Set problem: Each entry here needs to be set down again exactly, please; pictures are left out.

Dataset rows:

● ● ● ●

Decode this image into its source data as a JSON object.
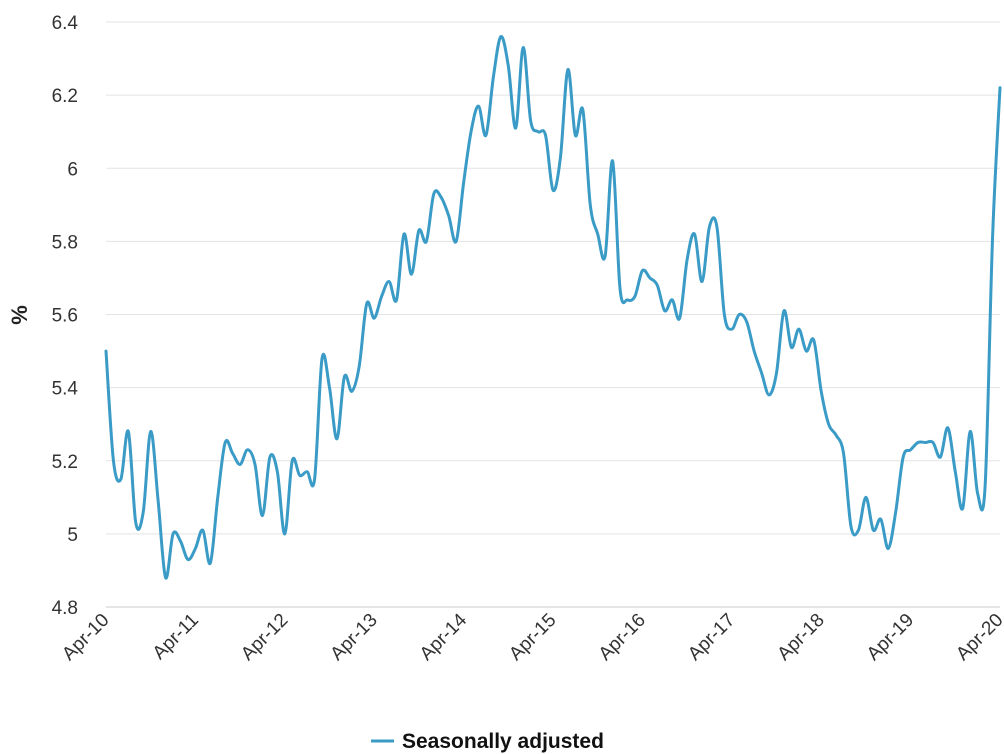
{
  "chart_data": {
    "type": "line",
    "ylabel": "%",
    "ylim": [
      4.8,
      6.4
    ],
    "yticks": [
      4.8,
      5,
      5.2,
      5.4,
      5.6,
      5.8,
      6,
      6.2,
      6.4
    ],
    "ytick_labels": [
      "4.8",
      "5",
      "5.2",
      "5.4",
      "5.6",
      "5.8",
      "6",
      "6.2",
      "6.4"
    ],
    "xticks": [
      "Apr-10",
      "Apr-11",
      "Apr-12",
      "Apr-13",
      "Apr-14",
      "Apr-15",
      "Apr-16",
      "Apr-17",
      "Apr-18",
      "Apr-19",
      "Apr-20"
    ],
    "grid": "horizontal",
    "legend_position": "bottom",
    "colors": {
      "series": "#3a9bc7",
      "grid": "#e3e3e3",
      "axis": "#cccccc"
    },
    "series": [
      {
        "name": "Seasonally adjusted",
        "x": [
          "Apr-10",
          "May-10",
          "Jun-10",
          "Jul-10",
          "Aug-10",
          "Sep-10",
          "Oct-10",
          "Nov-10",
          "Dec-10",
          "Jan-11",
          "Feb-11",
          "Mar-11",
          "Apr-11",
          "May-11",
          "Jun-11",
          "Jul-11",
          "Aug-11",
          "Sep-11",
          "Oct-11",
          "Nov-11",
          "Dec-11",
          "Jan-12",
          "Feb-12",
          "Mar-12",
          "Apr-12",
          "May-12",
          "Jun-12",
          "Jul-12",
          "Aug-12",
          "Sep-12",
          "Oct-12",
          "Nov-12",
          "Dec-12",
          "Jan-13",
          "Feb-13",
          "Mar-13",
          "Apr-13",
          "May-13",
          "Jun-13",
          "Jul-13",
          "Aug-13",
          "Sep-13",
          "Oct-13",
          "Nov-13",
          "Dec-13",
          "Jan-14",
          "Feb-14",
          "Mar-14",
          "Apr-14",
          "May-14",
          "Jun-14",
          "Jul-14",
          "Aug-14",
          "Sep-14",
          "Oct-14",
          "Nov-14",
          "Dec-14",
          "Jan-15",
          "Feb-15",
          "Mar-15",
          "Apr-15",
          "May-15",
          "Jun-15",
          "Jul-15",
          "Aug-15",
          "Sep-15",
          "Oct-15",
          "Nov-15",
          "Dec-15",
          "Jan-16",
          "Feb-16",
          "Mar-16",
          "Apr-16",
          "May-16",
          "Jun-16",
          "Jul-16",
          "Aug-16",
          "Sep-16",
          "Oct-16",
          "Nov-16",
          "Dec-16",
          "Jan-17",
          "Feb-17",
          "Mar-17",
          "Apr-17",
          "May-17",
          "Jun-17",
          "Jul-17",
          "Aug-17",
          "Sep-17",
          "Oct-17",
          "Nov-17",
          "Dec-17",
          "Jan-18",
          "Feb-18",
          "Mar-18",
          "Apr-18",
          "May-18",
          "Jun-18",
          "Jul-18",
          "Aug-18",
          "Sep-18",
          "Oct-18",
          "Nov-18",
          "Dec-18",
          "Jan-19",
          "Feb-19",
          "Mar-19",
          "Apr-19",
          "May-19",
          "Jun-19",
          "Jul-19",
          "Aug-19",
          "Sep-19",
          "Oct-19",
          "Nov-19",
          "Dec-19",
          "Jan-20",
          "Feb-20",
          "Mar-20",
          "Apr-20"
        ],
        "values": [
          5.5,
          5.2,
          5.15,
          5.28,
          5.03,
          5.06,
          5.28,
          5.09,
          4.88,
          5.0,
          4.98,
          4.93,
          4.96,
          5.01,
          4.92,
          5.1,
          5.25,
          5.22,
          5.19,
          5.23,
          5.19,
          5.05,
          5.21,
          5.17,
          5.0,
          5.2,
          5.16,
          5.17,
          5.15,
          5.48,
          5.4,
          5.26,
          5.43,
          5.39,
          5.46,
          5.63,
          5.59,
          5.65,
          5.69,
          5.64,
          5.82,
          5.71,
          5.83,
          5.8,
          5.93,
          5.92,
          5.87,
          5.8,
          5.96,
          6.1,
          6.17,
          6.09,
          6.25,
          6.36,
          6.28,
          6.11,
          6.33,
          6.13,
          6.1,
          6.09,
          5.94,
          6.03,
          6.27,
          6.09,
          6.16,
          5.9,
          5.82,
          5.76,
          6.02,
          5.67,
          5.64,
          5.65,
          5.72,
          5.7,
          5.68,
          5.61,
          5.64,
          5.59,
          5.75,
          5.82,
          5.69,
          5.84,
          5.84,
          5.6,
          5.56,
          5.6,
          5.58,
          5.5,
          5.44,
          5.38,
          5.44,
          5.61,
          5.51,
          5.56,
          5.5,
          5.53,
          5.39,
          5.3,
          5.27,
          5.22,
          5.02,
          5.01,
          5.1,
          5.01,
          5.04,
          4.96,
          5.06,
          5.21,
          5.23,
          5.25,
          5.25,
          5.25,
          5.21,
          5.29,
          5.17,
          5.07,
          5.28,
          5.11,
          5.13,
          5.81,
          6.22
        ]
      }
    ]
  }
}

● ● ● ●

Response below:
Decode this image into its source data as a JSON object.
{
  "chart_data": {
    "type": "line",
    "ylabel": "%",
    "ylim": [
      4.8,
      6.4
    ],
    "yticks": [
      4.8,
      5,
      5.2,
      5.4,
      5.6,
      5.8,
      6,
      6.2,
      6.4
    ],
    "ytick_labels": [
      "4.8",
      "5",
      "5.2",
      "5.4",
      "5.6",
      "5.8",
      "6",
      "6.2",
      "6.4"
    ],
    "xticks": [
      "Apr-10",
      "Apr-11",
      "Apr-12",
      "Apr-13",
      "Apr-14",
      "Apr-15",
      "Apr-16",
      "Apr-17",
      "Apr-18",
      "Apr-19",
      "Apr-20"
    ],
    "grid": "horizontal",
    "legend_position": "bottom",
    "colors": {
      "series": "#3a9bc7",
      "grid": "#e3e3e3",
      "axis": "#cccccc"
    },
    "series": [
      {
        "name": "Seasonally adjusted",
        "x": [
          "Apr-10",
          "May-10",
          "Jun-10",
          "Jul-10",
          "Aug-10",
          "Sep-10",
          "Oct-10",
          "Nov-10",
          "Dec-10",
          "Jan-11",
          "Feb-11",
          "Mar-11",
          "Apr-11",
          "May-11",
          "Jun-11",
          "Jul-11",
          "Aug-11",
          "Sep-11",
          "Oct-11",
          "Nov-11",
          "Dec-11",
          "Jan-12",
          "Feb-12",
          "Mar-12",
          "Apr-12",
          "May-12",
          "Jun-12",
          "Jul-12",
          "Aug-12",
          "Sep-12",
          "Oct-12",
          "Nov-12",
          "Dec-12",
          "Jan-13",
          "Feb-13",
          "Mar-13",
          "Apr-13",
          "May-13",
          "Jun-13",
          "Jul-13",
          "Aug-13",
          "Sep-13",
          "Oct-13",
          "Nov-13",
          "Dec-13",
          "Jan-14",
          "Feb-14",
          "Mar-14",
          "Apr-14",
          "May-14",
          "Jun-14",
          "Jul-14",
          "Aug-14",
          "Sep-14",
          "Oct-14",
          "Nov-14",
          "Dec-14",
          "Jan-15",
          "Feb-15",
          "Mar-15",
          "Apr-15",
          "May-15",
          "Jun-15",
          "Jul-15",
          "Aug-15",
          "Sep-15",
          "Oct-15",
          "Nov-15",
          "Dec-15",
          "Jan-16",
          "Feb-16",
          "Mar-16",
          "Apr-16",
          "May-16",
          "Jun-16",
          "Jul-16",
          "Aug-16",
          "Sep-16",
          "Oct-16",
          "Nov-16",
          "Dec-16",
          "Jan-17",
          "Feb-17",
          "Mar-17",
          "Apr-17",
          "May-17",
          "Jun-17",
          "Jul-17",
          "Aug-17",
          "Sep-17",
          "Oct-17",
          "Nov-17",
          "Dec-17",
          "Jan-18",
          "Feb-18",
          "Mar-18",
          "Apr-18",
          "May-18",
          "Jun-18",
          "Jul-18",
          "Aug-18",
          "Sep-18",
          "Oct-18",
          "Nov-18",
          "Dec-18",
          "Jan-19",
          "Feb-19",
          "Mar-19",
          "Apr-19",
          "May-19",
          "Jun-19",
          "Jul-19",
          "Aug-19",
          "Sep-19",
          "Oct-19",
          "Nov-19",
          "Dec-19",
          "Jan-20",
          "Feb-20",
          "Mar-20",
          "Apr-20"
        ],
        "values": [
          5.5,
          5.2,
          5.15,
          5.28,
          5.03,
          5.06,
          5.28,
          5.09,
          4.88,
          5.0,
          4.98,
          4.93,
          4.96,
          5.01,
          4.92,
          5.1,
          5.25,
          5.22,
          5.19,
          5.23,
          5.19,
          5.05,
          5.21,
          5.17,
          5.0,
          5.2,
          5.16,
          5.17,
          5.15,
          5.48,
          5.4,
          5.26,
          5.43,
          5.39,
          5.46,
          5.63,
          5.59,
          5.65,
          5.69,
          5.64,
          5.82,
          5.71,
          5.83,
          5.8,
          5.93,
          5.92,
          5.87,
          5.8,
          5.96,
          6.1,
          6.17,
          6.09,
          6.25,
          6.36,
          6.28,
          6.11,
          6.33,
          6.13,
          6.1,
          6.09,
          5.94,
          6.03,
          6.27,
          6.09,
          6.16,
          5.9,
          5.82,
          5.76,
          6.02,
          5.67,
          5.64,
          5.65,
          5.72,
          5.7,
          5.68,
          5.61,
          5.64,
          5.59,
          5.75,
          5.82,
          5.69,
          5.84,
          5.84,
          5.6,
          5.56,
          5.6,
          5.58,
          5.5,
          5.44,
          5.38,
          5.44,
          5.61,
          5.51,
          5.56,
          5.5,
          5.53,
          5.39,
          5.3,
          5.27,
          5.22,
          5.02,
          5.01,
          5.1,
          5.01,
          5.04,
          4.96,
          5.06,
          5.21,
          5.23,
          5.25,
          5.25,
          5.25,
          5.21,
          5.29,
          5.17,
          5.07,
          5.28,
          5.11,
          5.13,
          5.81,
          6.22
        ]
      }
    ]
  }
}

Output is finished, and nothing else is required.